Turd polishing I: Dollar Tree dragons

I picked up a pair of plastic dragons at a “Dollar Tree” store several years ago.  They were packaged in a small plastic tower about the size of a small thermos mug, and there were also knights in the same sort of towers, but I passed on the mas they were six inches or so tall and didn’t seem useful in the scales I model.  The dragons and knights came disassembled; in the case of the dragons each leg, the tail, wings, and head were all separate pieces that fit together with pegs and holes.  The joints were pretty loose and I filled them in with liquid nails, but couldn’t get them to look very good.  I later tried spackling the joints with some epoxy putty (the blue and grey kind plumbers use; that did not work out too well either because it sets very fast.  I need to find some of the green stuff.

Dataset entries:
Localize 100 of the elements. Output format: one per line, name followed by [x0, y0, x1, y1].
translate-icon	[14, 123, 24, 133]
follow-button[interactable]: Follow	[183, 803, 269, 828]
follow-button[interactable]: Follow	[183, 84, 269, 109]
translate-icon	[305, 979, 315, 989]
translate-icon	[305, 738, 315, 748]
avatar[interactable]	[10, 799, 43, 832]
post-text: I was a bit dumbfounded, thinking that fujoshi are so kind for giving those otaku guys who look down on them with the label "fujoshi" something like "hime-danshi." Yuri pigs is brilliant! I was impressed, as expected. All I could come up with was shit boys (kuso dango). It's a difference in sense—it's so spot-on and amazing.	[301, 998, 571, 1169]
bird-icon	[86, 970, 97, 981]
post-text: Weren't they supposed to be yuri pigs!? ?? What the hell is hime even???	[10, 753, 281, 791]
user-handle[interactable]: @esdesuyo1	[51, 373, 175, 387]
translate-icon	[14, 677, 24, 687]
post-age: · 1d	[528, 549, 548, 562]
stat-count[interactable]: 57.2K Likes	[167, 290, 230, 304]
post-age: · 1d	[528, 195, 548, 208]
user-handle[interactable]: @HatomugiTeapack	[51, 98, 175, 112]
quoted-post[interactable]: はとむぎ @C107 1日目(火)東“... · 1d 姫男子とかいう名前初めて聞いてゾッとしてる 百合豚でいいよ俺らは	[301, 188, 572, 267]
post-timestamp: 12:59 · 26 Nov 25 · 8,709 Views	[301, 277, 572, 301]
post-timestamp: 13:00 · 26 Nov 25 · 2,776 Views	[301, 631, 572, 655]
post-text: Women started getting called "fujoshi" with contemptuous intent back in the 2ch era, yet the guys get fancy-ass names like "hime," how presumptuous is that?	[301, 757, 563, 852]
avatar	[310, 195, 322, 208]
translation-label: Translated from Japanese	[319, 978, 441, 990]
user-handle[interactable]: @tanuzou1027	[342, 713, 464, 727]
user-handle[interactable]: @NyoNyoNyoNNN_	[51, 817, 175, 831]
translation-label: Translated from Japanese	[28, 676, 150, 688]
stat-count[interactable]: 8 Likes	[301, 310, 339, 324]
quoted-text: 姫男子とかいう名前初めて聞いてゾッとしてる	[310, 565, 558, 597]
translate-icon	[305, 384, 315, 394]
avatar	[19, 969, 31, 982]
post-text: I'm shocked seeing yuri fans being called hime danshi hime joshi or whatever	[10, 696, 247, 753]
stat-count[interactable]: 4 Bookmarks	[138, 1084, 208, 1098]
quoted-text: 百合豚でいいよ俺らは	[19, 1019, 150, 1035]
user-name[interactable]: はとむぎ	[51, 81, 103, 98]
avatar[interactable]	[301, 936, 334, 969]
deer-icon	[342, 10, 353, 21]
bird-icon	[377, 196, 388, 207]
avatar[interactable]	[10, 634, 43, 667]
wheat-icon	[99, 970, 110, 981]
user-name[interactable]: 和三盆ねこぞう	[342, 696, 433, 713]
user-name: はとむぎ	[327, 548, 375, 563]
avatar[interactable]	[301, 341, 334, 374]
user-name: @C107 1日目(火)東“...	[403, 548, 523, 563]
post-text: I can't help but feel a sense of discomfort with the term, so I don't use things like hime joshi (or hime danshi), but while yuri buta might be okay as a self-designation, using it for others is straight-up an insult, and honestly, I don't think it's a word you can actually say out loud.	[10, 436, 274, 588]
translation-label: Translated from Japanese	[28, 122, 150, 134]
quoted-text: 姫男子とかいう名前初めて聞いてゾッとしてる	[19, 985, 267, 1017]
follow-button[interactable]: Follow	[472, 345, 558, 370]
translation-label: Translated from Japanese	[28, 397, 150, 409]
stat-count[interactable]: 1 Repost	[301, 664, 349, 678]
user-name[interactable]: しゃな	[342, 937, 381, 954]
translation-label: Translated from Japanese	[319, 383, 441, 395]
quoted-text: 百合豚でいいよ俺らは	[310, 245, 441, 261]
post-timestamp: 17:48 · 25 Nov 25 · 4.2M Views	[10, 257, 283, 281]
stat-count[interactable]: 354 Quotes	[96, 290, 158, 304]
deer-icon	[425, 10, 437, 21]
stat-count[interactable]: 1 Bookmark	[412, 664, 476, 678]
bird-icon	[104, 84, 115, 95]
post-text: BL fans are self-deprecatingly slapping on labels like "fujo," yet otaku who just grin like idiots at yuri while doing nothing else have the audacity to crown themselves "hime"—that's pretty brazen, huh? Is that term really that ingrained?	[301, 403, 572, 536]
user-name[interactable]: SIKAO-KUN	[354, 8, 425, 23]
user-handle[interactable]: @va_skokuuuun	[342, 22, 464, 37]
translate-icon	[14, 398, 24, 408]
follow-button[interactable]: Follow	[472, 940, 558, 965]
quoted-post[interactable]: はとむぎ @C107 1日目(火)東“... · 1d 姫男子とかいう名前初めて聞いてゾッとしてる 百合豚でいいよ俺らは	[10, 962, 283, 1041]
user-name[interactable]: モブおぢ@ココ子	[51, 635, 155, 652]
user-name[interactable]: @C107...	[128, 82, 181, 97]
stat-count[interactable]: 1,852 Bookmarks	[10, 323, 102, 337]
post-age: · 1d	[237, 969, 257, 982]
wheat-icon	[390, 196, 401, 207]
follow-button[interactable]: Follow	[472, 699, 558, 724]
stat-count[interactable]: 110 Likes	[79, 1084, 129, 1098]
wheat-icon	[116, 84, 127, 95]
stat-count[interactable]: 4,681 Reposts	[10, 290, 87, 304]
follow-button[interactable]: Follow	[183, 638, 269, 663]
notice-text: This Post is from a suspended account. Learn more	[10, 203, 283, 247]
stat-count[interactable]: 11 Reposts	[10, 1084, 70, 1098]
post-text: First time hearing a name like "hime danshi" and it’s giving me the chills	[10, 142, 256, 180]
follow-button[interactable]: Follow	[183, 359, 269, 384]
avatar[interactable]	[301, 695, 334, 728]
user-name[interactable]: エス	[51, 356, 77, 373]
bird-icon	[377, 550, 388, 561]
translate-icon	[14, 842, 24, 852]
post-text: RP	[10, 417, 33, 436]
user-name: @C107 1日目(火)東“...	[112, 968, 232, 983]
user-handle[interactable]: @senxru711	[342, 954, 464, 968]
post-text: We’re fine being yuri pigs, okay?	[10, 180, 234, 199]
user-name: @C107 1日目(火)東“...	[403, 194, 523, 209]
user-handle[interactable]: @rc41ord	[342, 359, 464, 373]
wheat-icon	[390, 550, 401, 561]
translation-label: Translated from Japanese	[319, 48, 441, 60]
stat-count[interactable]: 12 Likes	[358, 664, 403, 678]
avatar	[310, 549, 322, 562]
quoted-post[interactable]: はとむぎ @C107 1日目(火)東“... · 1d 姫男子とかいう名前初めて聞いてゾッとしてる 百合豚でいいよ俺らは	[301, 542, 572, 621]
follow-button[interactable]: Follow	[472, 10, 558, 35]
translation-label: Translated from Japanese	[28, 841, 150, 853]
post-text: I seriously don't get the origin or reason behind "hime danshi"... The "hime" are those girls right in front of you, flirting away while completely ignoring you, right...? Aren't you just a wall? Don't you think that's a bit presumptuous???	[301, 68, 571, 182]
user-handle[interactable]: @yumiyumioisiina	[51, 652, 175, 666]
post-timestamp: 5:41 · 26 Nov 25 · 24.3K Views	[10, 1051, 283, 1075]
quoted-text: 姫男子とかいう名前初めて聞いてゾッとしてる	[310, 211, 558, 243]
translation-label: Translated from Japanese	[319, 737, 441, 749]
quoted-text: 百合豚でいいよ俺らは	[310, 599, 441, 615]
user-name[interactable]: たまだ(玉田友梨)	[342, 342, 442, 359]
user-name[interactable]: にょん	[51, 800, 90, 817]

**Exercise task A**
In the Dollar Tree dragons post, why did the writer pass on the knights?
**Exercise task B**
List the separate pieces of the dragons that the Dollar Tree dragons post names.
The dataset entries can be ignored.

**Expected output A**
They were about six inches tall and didn't seem useful in the scales the writer models.

**Expected output B**
Each leg, the tail, the wings, and the head.